Set down all of the data that follows word for word, without the images.

::: Data listing :::

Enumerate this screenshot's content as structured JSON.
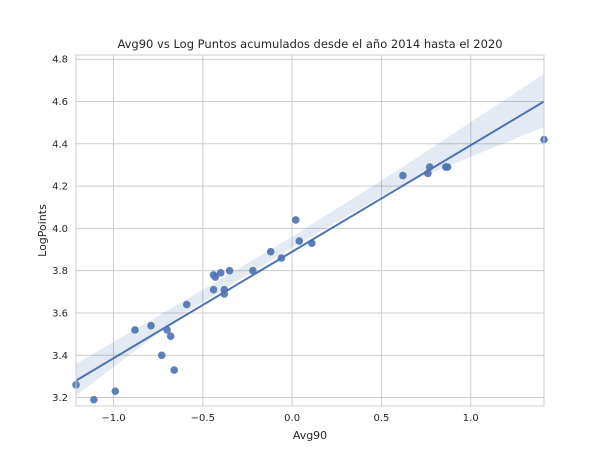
{
  "chart_data": {
    "type": "scatter",
    "title": "Avg90 vs Log Puntos acumulados desde el año 2014 hasta el 2020",
    "xlabel": "Avg90",
    "ylabel": "LogPoints",
    "xlim": [
      -1.21,
      1.41
    ],
    "ylim": [
      3.16,
      4.82
    ],
    "x_ticks": [
      -1.0,
      -0.5,
      0.0,
      0.5,
      1.0
    ],
    "x_tick_labels": [
      "−1.0",
      "−0.5",
      "0.0",
      "0.5",
      "1.0"
    ],
    "y_ticks": [
      3.2,
      3.4,
      3.6,
      3.8,
      4.0,
      4.2,
      4.4,
      4.6,
      4.8
    ],
    "y_tick_labels": [
      "3.2",
      "3.4",
      "3.6",
      "3.8",
      "4.0",
      "4.2",
      "4.4",
      "4.6",
      "4.8"
    ],
    "grid": true,
    "colors": {
      "points": "#4c72b0",
      "line": "#4c72b0",
      "band": "#4c72b0"
    },
    "points": [
      {
        "x": -1.21,
        "y": 3.26
      },
      {
        "x": -1.11,
        "y": 3.19
      },
      {
        "x": -0.99,
        "y": 3.23
      },
      {
        "x": -0.88,
        "y": 3.52
      },
      {
        "x": -0.79,
        "y": 3.54
      },
      {
        "x": -0.73,
        "y": 3.4
      },
      {
        "x": -0.7,
        "y": 3.52
      },
      {
        "x": -0.68,
        "y": 3.49
      },
      {
        "x": -0.66,
        "y": 3.33
      },
      {
        "x": -0.59,
        "y": 3.64
      },
      {
        "x": -0.44,
        "y": 3.78
      },
      {
        "x": -0.43,
        "y": 3.77
      },
      {
        "x": -0.44,
        "y": 3.71
      },
      {
        "x": -0.4,
        "y": 3.79
      },
      {
        "x": -0.38,
        "y": 3.71
      },
      {
        "x": -0.38,
        "y": 3.69
      },
      {
        "x": -0.35,
        "y": 3.8
      },
      {
        "x": -0.22,
        "y": 3.8
      },
      {
        "x": -0.12,
        "y": 3.89
      },
      {
        "x": -0.06,
        "y": 3.86
      },
      {
        "x": 0.02,
        "y": 4.04
      },
      {
        "x": 0.04,
        "y": 3.94
      },
      {
        "x": 0.11,
        "y": 3.93
      },
      {
        "x": 0.62,
        "y": 4.25
      },
      {
        "x": 0.76,
        "y": 4.26
      },
      {
        "x": 0.77,
        "y": 4.29
      },
      {
        "x": 0.86,
        "y": 4.29
      },
      {
        "x": 0.87,
        "y": 4.29
      },
      {
        "x": 1.41,
        "y": 4.42
      }
    ],
    "regression": {
      "x": [
        -1.21,
        1.41
      ],
      "y": [
        3.28,
        4.6
      ]
    },
    "confidence_band": {
      "x": [
        -1.21,
        -0.6,
        0.0,
        0.6,
        1.41
      ],
      "lower": [
        3.21,
        3.6,
        3.91,
        4.2,
        4.48
      ],
      "upper": [
        3.36,
        3.66,
        3.96,
        4.28,
        4.73
      ]
    }
  }
}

:::

> [Answer for the task]
Enumerate this screenshot's content as structured JSON.
{
  "chart_data": {
    "type": "scatter",
    "title": "Avg90 vs Log Puntos acumulados desde el año 2014 hasta el 2020",
    "xlabel": "Avg90",
    "ylabel": "LogPoints",
    "xlim": [
      -1.21,
      1.41
    ],
    "ylim": [
      3.16,
      4.82
    ],
    "x_ticks": [
      -1.0,
      -0.5,
      0.0,
      0.5,
      1.0
    ],
    "x_tick_labels": [
      "−1.0",
      "−0.5",
      "0.0",
      "0.5",
      "1.0"
    ],
    "y_ticks": [
      3.2,
      3.4,
      3.6,
      3.8,
      4.0,
      4.2,
      4.4,
      4.6,
      4.8
    ],
    "y_tick_labels": [
      "3.2",
      "3.4",
      "3.6",
      "3.8",
      "4.0",
      "4.2",
      "4.4",
      "4.6",
      "4.8"
    ],
    "grid": true,
    "colors": {
      "points": "#4c72b0",
      "line": "#4c72b0",
      "band": "#4c72b0"
    },
    "points": [
      {
        "x": -1.21,
        "y": 3.26
      },
      {
        "x": -1.11,
        "y": 3.19
      },
      {
        "x": -0.99,
        "y": 3.23
      },
      {
        "x": -0.88,
        "y": 3.52
      },
      {
        "x": -0.79,
        "y": 3.54
      },
      {
        "x": -0.73,
        "y": 3.4
      },
      {
        "x": -0.7,
        "y": 3.52
      },
      {
        "x": -0.68,
        "y": 3.49
      },
      {
        "x": -0.66,
        "y": 3.33
      },
      {
        "x": -0.59,
        "y": 3.64
      },
      {
        "x": -0.44,
        "y": 3.78
      },
      {
        "x": -0.43,
        "y": 3.77
      },
      {
        "x": -0.44,
        "y": 3.71
      },
      {
        "x": -0.4,
        "y": 3.79
      },
      {
        "x": -0.38,
        "y": 3.71
      },
      {
        "x": -0.38,
        "y": 3.69
      },
      {
        "x": -0.35,
        "y": 3.8
      },
      {
        "x": -0.22,
        "y": 3.8
      },
      {
        "x": -0.12,
        "y": 3.89
      },
      {
        "x": -0.06,
        "y": 3.86
      },
      {
        "x": 0.02,
        "y": 4.04
      },
      {
        "x": 0.04,
        "y": 3.94
      },
      {
        "x": 0.11,
        "y": 3.93
      },
      {
        "x": 0.62,
        "y": 4.25
      },
      {
        "x": 0.76,
        "y": 4.26
      },
      {
        "x": 0.77,
        "y": 4.29
      },
      {
        "x": 0.86,
        "y": 4.29
      },
      {
        "x": 0.87,
        "y": 4.29
      },
      {
        "x": 1.41,
        "y": 4.42
      }
    ],
    "regression": {
      "x": [
        -1.21,
        1.41
      ],
      "y": [
        3.28,
        4.6
      ]
    },
    "confidence_band": {
      "x": [
        -1.21,
        -0.6,
        0.0,
        0.6,
        1.41
      ],
      "lower": [
        3.21,
        3.6,
        3.91,
        4.2,
        4.48
      ],
      "upper": [
        3.36,
        3.66,
        3.96,
        4.28,
        4.73
      ]
    }
  }
}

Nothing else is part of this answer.